= WHAT THE TASK REQUIRES =
Locate each line in the records containing "mikrofónu". Copy it.

========

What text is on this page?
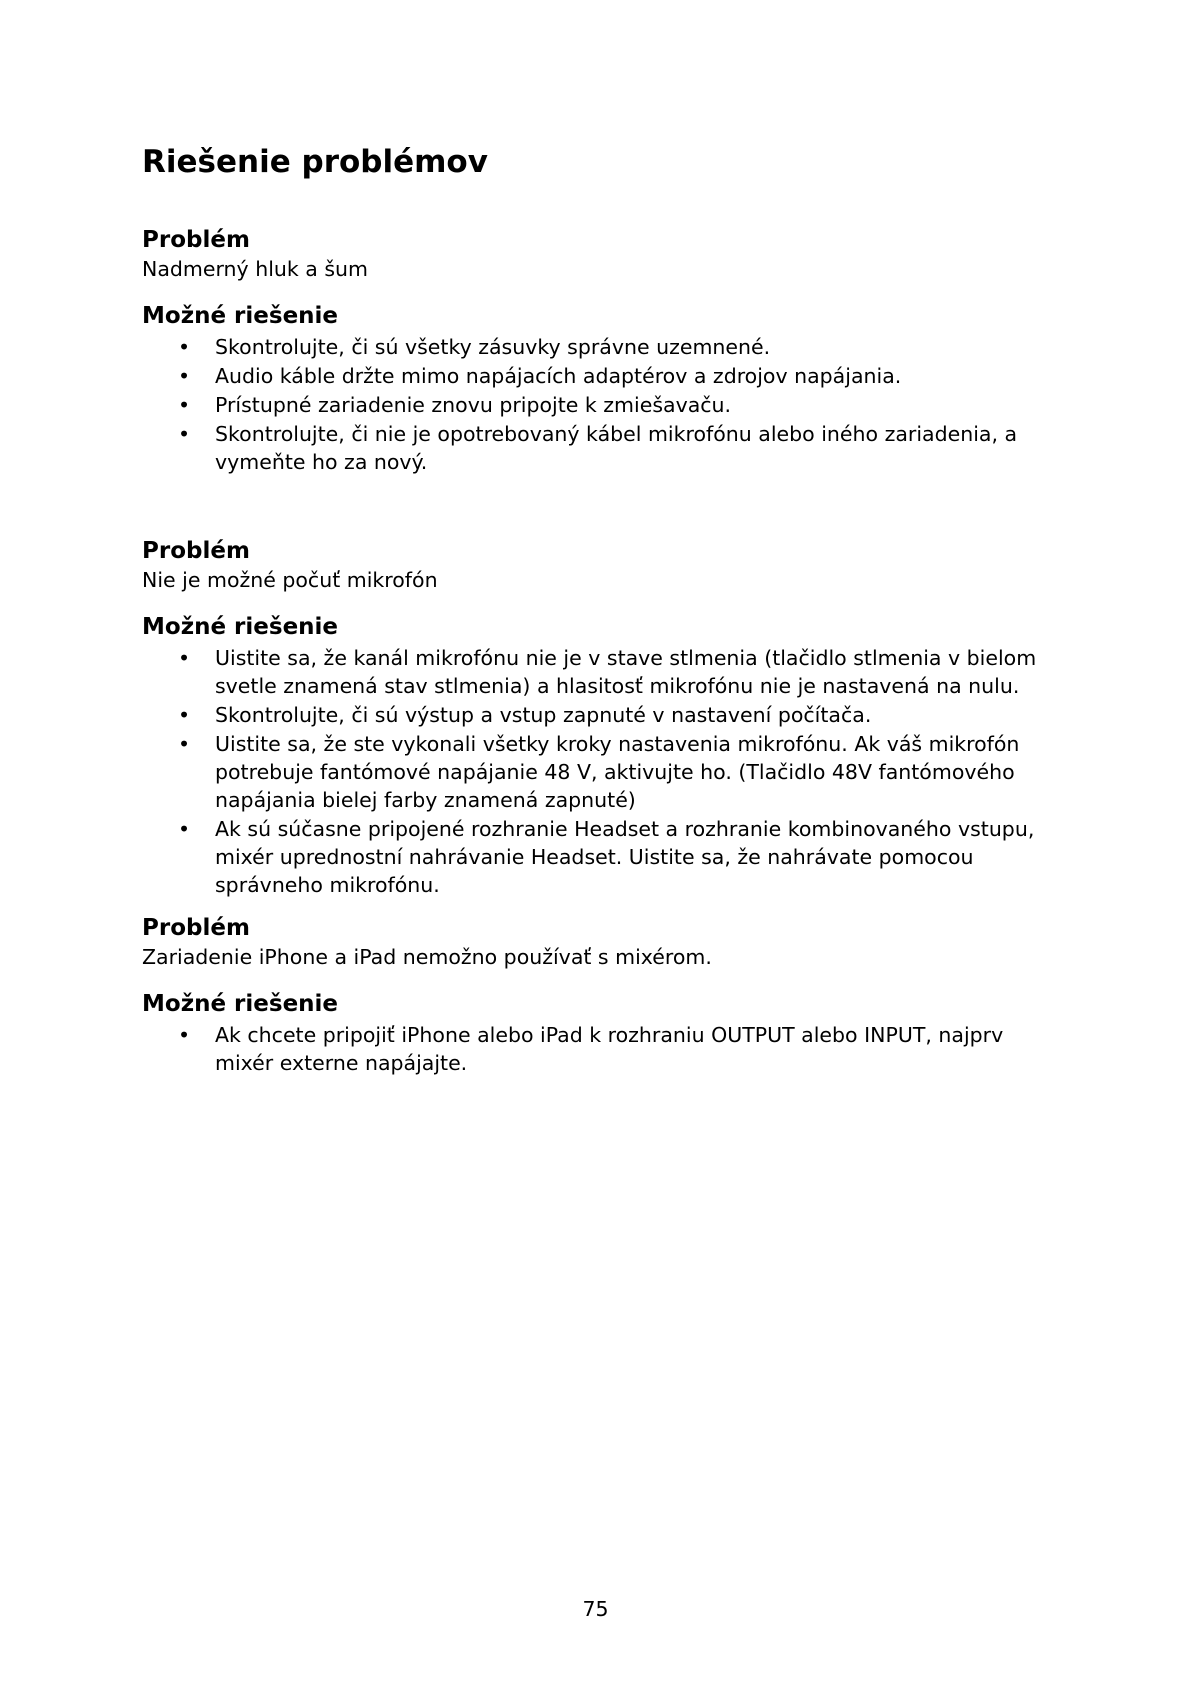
Riešenie problémov

Problém

Nadmerný hluk a šum

Možné riešenie

• Skontrolujte, či sú všetky zásuvky správne uzemnené.
• Audio káble držte mimo napájacích adaptérov a zdrojov napájania.
• Prístupné zariadenie znovu pripojte k zmiešavaču.
• Skontrolujte, či nie je opotrebovaný kábel mikrofónu alebo iného zariadenia, a vymeňte ho za nový.

Problém

Nie je možné počuť mikrofón

Možné riešenie

• Uistite sa, že kanál mikrofónu nie je v stave stlmenia (tlačidlo stlmenia v bielom svetle znamená stav stlmenia) a hlasitosť mikrofónu nie je nastavená na nulu.
• Skontrolujte, či sú výstup a vstup zapnuté v nastavení počítača.
• Uistite sa, že ste vykonali všetky kroky nastavenia mikrofónu. Ak váš mikrofón potrebuje fantómové napájanie 48 V, aktivujte ho. (Tlačidlo 48V fantómového napájania bielej farby znamená zapnuté)
• Ak sú súčasne pripojené rozhranie Headset a rozhranie kombinovaného vstupu, mixér uprednostní nahrávanie Headset. Uistite sa, že nahrávate pomocou správneho mikrofónu.

Problém

Zariadenie iPhone a iPad nemožno používať s mixérom.

Možné riešenie

• Ak chcete pripojiť iPhone alebo iPad k rozhraniu OUTPUT alebo INPUT, najprv mixér externe napájajte.
75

========

= REPLY =
• Skontrolujte, či nie je opotrebovaný kábel mikrofónu alebo iného zariadenia, a vymeňte ho za nový.
• Uistite sa, že kanál mikrofónu nie je v stave stlmenia (tlačidlo stlmenia v bielom svetle znamená stav stlmenia) a hlasitosť mikrofónu nie je nastavená na nulu.
• Uistite sa, že ste vykonali všetky kroky nastavenia mikrofónu. Ak váš mikrofón potrebuje fantómové napájanie 48 V, aktivujte ho. (Tlačidlo 48V fantómového napájania bielej farby znamená zapnuté)
• Ak sú súčasne pripojené rozhranie Headset a rozhranie kombinovaného vstupu, mixér uprednostní nahrávanie Headset. Uistite sa, že nahrávate pomocou správneho mikrofónu.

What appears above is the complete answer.